• _WHAT THIS TASK INVOLVES_
Go through the lines below and copy each one that holds the string "Bedroom".

[Dataset rows]
begin

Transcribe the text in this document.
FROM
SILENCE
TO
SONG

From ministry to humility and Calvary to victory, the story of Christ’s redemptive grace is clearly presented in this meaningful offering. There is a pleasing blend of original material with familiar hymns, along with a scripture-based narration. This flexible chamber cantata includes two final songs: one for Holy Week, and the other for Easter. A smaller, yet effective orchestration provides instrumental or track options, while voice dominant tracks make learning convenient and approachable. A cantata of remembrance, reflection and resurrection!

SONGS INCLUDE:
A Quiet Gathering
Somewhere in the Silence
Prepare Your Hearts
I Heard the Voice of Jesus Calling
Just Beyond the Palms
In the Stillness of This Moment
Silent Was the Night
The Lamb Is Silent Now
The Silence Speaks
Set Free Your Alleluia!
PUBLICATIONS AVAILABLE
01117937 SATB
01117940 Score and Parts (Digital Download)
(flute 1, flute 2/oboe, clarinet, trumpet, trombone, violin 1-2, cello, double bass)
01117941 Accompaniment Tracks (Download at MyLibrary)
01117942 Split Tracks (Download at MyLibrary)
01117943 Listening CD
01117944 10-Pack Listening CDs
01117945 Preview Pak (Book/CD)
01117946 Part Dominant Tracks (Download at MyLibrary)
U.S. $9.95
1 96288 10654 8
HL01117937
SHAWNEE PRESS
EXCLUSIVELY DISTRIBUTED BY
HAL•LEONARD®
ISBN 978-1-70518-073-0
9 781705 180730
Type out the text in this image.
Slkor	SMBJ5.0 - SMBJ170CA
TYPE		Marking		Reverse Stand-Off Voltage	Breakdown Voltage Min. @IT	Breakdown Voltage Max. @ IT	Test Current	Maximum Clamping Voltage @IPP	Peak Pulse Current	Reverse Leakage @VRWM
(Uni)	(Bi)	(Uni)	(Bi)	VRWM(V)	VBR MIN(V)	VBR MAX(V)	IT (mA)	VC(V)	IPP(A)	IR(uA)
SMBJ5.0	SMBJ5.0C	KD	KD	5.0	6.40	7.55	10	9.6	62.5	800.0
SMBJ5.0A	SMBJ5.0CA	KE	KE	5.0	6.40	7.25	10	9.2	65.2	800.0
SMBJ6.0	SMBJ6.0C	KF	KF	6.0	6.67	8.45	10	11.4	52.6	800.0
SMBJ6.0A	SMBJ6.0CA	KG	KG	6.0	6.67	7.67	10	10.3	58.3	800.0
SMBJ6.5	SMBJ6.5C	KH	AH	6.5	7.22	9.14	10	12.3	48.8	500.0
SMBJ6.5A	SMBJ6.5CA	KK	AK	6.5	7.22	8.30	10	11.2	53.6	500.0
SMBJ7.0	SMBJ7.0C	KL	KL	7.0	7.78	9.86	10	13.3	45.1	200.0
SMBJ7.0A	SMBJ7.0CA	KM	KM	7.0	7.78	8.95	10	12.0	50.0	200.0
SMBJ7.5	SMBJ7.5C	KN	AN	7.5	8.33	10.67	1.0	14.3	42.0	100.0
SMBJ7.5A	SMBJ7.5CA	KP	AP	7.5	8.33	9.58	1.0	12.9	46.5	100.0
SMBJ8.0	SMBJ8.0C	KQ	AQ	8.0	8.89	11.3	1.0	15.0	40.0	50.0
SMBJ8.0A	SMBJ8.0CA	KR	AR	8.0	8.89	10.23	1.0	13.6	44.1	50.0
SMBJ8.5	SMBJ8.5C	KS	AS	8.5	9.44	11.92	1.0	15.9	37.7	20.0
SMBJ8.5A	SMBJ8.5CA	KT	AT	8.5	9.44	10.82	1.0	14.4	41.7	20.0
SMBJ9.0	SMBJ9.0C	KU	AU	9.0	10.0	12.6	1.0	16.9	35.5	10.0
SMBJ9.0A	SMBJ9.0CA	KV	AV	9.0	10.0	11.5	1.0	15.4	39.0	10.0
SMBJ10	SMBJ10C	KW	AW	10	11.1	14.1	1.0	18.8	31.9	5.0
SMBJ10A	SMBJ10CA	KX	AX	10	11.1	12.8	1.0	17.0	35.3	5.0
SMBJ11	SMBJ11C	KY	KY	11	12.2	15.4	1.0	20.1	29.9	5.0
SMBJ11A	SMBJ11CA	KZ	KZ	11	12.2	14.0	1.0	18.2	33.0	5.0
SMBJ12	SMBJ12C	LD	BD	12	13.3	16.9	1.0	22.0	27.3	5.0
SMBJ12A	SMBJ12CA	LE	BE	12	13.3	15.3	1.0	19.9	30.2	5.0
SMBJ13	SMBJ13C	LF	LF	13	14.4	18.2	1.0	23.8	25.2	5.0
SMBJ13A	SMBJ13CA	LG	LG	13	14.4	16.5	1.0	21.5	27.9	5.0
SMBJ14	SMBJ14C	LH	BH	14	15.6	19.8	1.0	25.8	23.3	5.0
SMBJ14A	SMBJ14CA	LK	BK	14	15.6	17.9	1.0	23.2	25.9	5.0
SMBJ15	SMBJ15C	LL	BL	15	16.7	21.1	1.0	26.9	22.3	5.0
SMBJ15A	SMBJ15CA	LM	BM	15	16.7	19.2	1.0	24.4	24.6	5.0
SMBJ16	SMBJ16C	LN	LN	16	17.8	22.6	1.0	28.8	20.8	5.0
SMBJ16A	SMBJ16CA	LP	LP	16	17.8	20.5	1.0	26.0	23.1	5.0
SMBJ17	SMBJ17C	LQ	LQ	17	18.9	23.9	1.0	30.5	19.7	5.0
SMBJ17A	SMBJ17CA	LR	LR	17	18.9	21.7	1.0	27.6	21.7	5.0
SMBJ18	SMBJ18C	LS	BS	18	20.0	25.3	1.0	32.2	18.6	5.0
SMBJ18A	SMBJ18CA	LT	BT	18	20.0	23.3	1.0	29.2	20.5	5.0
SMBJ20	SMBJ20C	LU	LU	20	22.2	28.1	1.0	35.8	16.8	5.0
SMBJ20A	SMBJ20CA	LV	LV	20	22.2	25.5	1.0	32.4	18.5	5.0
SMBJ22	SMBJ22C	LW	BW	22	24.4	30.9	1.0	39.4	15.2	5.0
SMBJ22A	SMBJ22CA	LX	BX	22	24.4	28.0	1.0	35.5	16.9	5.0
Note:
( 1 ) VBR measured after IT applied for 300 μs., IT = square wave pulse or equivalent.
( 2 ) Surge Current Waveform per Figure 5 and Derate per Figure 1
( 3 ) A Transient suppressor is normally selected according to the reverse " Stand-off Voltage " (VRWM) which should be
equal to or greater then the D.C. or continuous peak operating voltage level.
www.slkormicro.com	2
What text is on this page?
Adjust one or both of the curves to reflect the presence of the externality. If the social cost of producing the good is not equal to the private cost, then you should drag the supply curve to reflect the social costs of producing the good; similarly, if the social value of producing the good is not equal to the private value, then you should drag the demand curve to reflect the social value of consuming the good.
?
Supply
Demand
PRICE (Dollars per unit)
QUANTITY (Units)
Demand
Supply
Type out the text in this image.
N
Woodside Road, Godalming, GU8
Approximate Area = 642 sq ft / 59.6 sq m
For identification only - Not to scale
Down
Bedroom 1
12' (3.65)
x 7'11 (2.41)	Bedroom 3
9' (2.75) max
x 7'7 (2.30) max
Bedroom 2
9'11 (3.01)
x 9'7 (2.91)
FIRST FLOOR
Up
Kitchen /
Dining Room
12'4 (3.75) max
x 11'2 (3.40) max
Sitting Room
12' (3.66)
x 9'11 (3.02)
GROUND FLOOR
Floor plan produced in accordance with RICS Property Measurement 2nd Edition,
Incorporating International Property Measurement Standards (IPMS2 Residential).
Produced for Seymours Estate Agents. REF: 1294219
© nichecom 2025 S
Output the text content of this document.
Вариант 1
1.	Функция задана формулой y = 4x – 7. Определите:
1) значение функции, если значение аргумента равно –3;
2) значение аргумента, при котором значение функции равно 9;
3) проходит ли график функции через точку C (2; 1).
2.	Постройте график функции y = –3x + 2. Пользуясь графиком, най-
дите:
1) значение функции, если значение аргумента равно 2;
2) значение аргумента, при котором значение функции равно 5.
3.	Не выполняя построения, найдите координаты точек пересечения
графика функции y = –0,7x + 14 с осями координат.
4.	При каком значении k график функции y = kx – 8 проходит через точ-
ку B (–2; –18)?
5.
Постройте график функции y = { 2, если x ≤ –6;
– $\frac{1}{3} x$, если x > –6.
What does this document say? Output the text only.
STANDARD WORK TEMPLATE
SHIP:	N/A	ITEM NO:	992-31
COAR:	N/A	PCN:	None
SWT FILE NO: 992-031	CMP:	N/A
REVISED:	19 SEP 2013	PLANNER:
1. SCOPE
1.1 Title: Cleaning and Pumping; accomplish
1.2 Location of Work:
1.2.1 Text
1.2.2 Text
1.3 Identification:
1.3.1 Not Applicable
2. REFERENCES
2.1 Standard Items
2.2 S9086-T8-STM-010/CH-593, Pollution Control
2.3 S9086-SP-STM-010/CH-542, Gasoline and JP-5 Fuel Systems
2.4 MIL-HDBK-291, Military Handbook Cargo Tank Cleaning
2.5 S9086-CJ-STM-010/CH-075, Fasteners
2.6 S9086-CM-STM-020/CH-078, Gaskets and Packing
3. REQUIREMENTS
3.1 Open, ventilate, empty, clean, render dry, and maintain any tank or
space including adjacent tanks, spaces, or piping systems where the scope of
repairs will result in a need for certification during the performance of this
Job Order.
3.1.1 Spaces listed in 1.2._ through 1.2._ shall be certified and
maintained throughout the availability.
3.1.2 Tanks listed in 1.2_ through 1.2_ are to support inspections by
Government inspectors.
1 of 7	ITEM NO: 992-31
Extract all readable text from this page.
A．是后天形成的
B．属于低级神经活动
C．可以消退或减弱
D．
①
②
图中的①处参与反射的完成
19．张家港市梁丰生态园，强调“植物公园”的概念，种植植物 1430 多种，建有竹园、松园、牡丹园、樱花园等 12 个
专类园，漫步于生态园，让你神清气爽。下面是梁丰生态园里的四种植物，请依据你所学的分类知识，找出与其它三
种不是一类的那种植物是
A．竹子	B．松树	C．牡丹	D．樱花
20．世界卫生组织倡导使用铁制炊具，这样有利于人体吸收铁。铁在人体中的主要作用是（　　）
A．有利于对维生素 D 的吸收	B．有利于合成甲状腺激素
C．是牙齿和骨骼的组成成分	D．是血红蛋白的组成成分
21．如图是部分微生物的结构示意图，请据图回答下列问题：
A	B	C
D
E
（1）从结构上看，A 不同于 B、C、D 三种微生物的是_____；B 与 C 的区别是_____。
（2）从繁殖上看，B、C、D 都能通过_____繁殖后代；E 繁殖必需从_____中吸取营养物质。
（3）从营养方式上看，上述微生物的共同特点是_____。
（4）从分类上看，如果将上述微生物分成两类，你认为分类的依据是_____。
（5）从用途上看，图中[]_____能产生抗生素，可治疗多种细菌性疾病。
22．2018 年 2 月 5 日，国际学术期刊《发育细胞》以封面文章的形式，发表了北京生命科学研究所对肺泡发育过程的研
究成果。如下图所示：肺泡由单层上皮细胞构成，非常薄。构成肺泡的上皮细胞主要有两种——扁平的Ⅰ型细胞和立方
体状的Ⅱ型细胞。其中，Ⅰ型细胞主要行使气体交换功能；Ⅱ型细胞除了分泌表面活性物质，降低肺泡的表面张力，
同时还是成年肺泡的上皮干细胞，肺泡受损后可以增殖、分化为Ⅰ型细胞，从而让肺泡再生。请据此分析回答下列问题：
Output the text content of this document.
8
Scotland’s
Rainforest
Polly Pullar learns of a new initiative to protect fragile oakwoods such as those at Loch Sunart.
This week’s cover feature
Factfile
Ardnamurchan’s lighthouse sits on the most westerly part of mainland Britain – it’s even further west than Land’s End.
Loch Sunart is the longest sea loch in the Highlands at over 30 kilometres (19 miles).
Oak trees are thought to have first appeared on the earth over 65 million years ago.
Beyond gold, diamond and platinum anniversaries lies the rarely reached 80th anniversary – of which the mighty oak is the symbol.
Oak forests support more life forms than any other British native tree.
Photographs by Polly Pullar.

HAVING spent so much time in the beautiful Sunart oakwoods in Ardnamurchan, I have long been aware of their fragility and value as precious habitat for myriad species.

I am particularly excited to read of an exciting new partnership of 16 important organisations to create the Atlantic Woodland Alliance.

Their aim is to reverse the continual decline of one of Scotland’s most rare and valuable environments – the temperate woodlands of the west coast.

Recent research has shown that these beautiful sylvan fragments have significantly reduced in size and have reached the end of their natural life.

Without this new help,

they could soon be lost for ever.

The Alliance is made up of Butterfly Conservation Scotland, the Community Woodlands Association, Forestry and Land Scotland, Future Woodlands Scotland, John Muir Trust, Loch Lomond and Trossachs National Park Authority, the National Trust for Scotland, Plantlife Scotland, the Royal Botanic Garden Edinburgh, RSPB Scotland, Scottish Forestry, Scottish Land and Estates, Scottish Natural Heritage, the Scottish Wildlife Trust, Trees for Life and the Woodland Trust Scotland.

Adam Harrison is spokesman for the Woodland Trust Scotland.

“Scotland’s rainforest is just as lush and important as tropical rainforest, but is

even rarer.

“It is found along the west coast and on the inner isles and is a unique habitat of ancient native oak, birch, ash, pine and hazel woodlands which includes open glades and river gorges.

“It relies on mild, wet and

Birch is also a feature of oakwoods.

end

• _IN RESPONSE_
Bedroom 1
x 7'11 (2.41)	Bedroom 3
Bedroom 2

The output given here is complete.